> [YOUR GOAL] Single out the lines that include the word "author". Copy them.

◆ ◆ ◆ ◆

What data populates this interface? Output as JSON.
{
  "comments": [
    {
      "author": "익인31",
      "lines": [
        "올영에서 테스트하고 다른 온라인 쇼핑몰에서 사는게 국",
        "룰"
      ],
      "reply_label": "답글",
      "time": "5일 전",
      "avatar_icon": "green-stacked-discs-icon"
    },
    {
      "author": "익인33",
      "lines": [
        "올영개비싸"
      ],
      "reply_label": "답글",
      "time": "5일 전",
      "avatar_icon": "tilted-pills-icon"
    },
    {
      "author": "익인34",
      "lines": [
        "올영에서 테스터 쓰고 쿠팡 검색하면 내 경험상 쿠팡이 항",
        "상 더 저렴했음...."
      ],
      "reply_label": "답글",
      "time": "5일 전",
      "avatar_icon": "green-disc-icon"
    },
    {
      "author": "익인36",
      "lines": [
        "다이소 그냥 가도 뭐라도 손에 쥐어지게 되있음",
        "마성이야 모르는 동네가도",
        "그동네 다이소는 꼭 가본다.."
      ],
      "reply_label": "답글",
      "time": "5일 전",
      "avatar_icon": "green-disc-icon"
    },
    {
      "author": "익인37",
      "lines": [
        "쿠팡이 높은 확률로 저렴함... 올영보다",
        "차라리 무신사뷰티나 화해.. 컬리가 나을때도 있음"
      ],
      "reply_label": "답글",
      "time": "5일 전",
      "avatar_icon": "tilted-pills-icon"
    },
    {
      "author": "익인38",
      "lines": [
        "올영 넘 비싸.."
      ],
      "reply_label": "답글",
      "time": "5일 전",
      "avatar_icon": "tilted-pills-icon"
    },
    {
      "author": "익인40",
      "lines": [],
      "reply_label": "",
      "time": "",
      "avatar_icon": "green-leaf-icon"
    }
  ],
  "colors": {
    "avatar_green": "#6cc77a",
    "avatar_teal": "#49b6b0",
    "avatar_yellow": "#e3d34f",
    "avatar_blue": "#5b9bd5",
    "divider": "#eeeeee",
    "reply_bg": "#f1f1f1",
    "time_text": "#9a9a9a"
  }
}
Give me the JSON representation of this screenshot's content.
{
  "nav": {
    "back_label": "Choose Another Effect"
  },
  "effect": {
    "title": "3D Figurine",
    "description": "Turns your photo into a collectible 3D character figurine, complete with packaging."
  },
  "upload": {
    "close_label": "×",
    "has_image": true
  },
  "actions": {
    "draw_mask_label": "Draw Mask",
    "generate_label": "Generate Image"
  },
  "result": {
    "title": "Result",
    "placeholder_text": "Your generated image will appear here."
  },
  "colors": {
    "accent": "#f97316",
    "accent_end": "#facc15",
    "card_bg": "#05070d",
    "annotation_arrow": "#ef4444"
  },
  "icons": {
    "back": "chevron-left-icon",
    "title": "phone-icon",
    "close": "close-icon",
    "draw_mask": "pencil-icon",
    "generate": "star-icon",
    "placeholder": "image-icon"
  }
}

◆ ◆ ◆ ◆

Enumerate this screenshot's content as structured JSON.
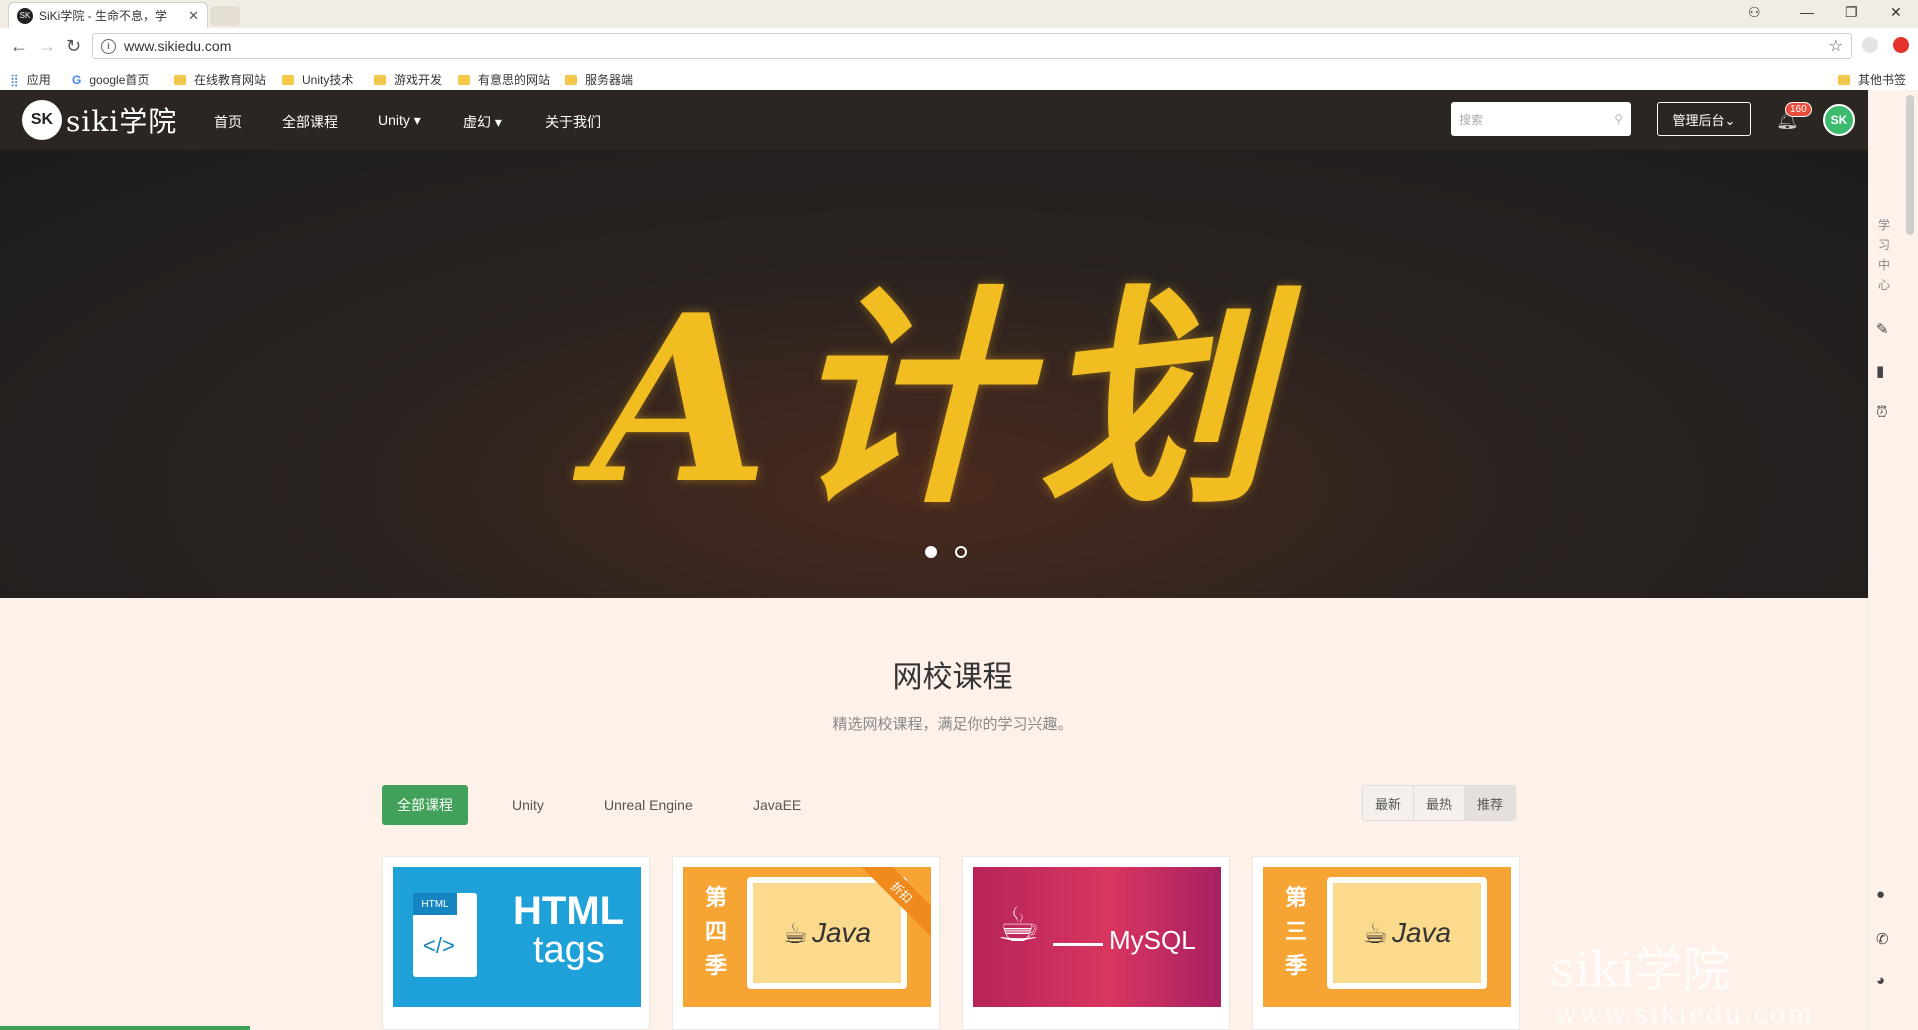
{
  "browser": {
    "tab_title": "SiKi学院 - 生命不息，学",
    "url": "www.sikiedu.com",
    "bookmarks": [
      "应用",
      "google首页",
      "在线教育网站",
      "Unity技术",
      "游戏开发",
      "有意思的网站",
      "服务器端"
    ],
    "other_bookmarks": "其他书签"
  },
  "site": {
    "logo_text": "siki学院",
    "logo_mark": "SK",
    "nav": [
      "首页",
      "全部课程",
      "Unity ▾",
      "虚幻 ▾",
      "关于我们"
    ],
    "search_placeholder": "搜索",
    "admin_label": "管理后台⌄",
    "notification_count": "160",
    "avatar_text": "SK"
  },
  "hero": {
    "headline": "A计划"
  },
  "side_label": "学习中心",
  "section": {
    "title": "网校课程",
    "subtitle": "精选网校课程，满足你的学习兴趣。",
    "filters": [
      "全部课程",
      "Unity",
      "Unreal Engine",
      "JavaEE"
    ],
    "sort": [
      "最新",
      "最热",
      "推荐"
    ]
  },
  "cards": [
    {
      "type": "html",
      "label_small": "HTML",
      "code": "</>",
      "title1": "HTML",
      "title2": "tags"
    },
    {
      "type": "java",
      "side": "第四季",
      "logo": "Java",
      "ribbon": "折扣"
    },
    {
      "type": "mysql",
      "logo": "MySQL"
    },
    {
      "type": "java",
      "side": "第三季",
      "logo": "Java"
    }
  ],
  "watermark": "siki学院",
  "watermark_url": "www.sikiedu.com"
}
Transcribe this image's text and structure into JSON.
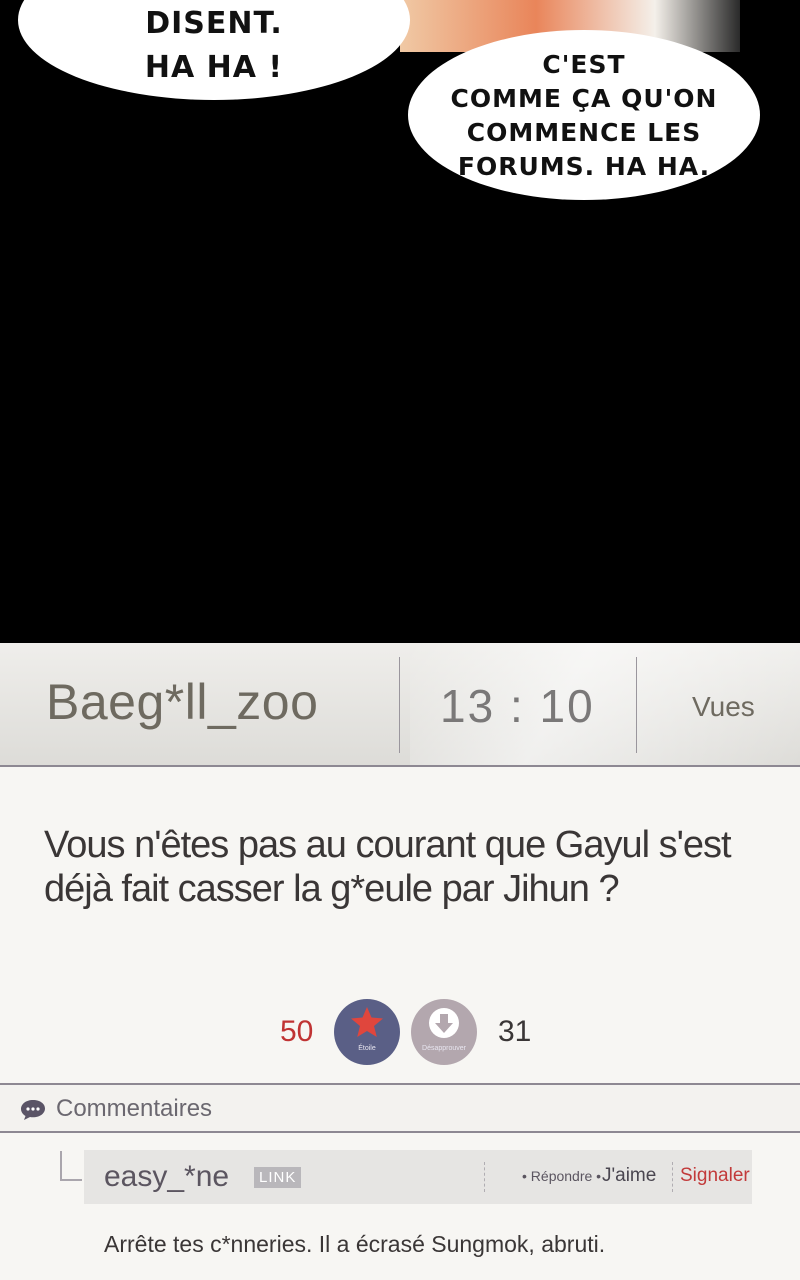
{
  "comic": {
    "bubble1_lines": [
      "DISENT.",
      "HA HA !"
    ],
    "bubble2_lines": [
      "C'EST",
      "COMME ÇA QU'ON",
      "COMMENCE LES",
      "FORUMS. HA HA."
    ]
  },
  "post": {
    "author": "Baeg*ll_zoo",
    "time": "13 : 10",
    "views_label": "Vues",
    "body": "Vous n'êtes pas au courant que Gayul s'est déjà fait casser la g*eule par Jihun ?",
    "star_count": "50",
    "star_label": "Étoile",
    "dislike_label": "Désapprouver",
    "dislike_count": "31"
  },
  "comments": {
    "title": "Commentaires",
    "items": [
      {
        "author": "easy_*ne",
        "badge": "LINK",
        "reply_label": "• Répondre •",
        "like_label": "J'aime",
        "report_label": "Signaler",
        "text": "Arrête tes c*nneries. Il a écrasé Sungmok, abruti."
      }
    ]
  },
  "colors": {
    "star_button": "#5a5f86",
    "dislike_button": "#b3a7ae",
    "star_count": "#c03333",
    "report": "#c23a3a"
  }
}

◆ ◆ ◆ ◆

> [SOLUTION FOR THIS PROBLEM]
      "author": "익인31",
      "author": "익인33",
      "author": "익인34",
      "author": "익인36",
      "author": "익인37",
      "author": "익인38",
      "author": "익인40",
    "author": "Baeg*ll_zoo",
        "author": "easy_*ne",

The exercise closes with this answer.